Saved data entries

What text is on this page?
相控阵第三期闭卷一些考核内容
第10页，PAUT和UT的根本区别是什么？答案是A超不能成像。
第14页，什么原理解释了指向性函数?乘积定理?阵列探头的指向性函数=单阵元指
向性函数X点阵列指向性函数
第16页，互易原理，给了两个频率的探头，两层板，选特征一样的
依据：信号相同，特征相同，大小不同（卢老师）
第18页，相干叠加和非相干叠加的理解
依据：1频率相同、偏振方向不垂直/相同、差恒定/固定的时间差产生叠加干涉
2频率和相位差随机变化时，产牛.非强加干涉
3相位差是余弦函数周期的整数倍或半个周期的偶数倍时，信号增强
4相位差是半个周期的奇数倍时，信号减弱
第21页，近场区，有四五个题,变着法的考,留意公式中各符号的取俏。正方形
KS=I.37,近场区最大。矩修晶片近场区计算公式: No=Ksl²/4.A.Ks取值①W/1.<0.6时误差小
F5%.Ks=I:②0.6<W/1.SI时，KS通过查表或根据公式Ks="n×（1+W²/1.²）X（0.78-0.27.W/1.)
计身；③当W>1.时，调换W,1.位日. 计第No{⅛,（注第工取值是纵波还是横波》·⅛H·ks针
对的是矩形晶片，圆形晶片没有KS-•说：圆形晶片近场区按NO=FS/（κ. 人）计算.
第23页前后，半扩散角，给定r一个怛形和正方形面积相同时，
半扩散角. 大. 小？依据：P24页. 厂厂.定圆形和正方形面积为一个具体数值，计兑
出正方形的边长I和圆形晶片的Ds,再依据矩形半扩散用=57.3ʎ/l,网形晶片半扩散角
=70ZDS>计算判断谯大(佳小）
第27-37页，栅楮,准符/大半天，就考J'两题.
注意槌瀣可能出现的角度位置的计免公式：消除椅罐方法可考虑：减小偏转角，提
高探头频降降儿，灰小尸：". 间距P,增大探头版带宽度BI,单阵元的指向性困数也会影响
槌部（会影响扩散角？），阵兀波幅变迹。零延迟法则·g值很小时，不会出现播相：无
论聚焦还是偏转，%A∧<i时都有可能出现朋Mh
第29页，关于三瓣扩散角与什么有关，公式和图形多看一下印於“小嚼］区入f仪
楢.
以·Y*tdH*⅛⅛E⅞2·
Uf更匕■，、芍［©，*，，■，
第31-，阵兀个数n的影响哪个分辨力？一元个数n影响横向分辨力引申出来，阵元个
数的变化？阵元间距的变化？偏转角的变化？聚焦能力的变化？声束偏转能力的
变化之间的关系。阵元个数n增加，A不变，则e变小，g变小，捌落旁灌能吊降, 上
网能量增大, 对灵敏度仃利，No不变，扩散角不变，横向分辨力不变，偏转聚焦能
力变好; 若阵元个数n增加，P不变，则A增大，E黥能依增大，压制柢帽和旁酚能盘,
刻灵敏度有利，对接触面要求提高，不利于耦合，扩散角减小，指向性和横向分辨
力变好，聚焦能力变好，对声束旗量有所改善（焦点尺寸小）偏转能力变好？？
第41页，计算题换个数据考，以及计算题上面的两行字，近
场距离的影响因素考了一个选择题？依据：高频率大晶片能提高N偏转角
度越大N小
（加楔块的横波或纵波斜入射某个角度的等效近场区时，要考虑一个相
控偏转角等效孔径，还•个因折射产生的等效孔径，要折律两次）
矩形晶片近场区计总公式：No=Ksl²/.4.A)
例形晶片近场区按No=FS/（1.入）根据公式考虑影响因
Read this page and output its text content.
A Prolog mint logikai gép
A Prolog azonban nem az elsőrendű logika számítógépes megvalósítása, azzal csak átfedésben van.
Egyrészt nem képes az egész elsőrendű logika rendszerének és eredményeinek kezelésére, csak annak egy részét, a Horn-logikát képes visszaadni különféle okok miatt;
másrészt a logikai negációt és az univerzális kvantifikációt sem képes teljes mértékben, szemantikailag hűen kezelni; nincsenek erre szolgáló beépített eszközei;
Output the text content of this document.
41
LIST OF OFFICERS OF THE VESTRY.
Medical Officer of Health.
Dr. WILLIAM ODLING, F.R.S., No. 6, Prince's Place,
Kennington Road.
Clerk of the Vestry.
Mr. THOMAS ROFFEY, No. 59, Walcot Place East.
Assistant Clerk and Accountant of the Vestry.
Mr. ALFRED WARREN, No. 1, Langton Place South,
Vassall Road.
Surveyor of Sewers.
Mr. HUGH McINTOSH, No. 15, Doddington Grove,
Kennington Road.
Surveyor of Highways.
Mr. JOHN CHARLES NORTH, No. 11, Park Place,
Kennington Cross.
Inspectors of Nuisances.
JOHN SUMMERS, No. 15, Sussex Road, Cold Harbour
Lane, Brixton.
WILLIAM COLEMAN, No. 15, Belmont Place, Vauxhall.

Task instructions: Collect, from the material above, every line containing the word "content".

The output:
Read this page and output its text content.
Output the text content of this document.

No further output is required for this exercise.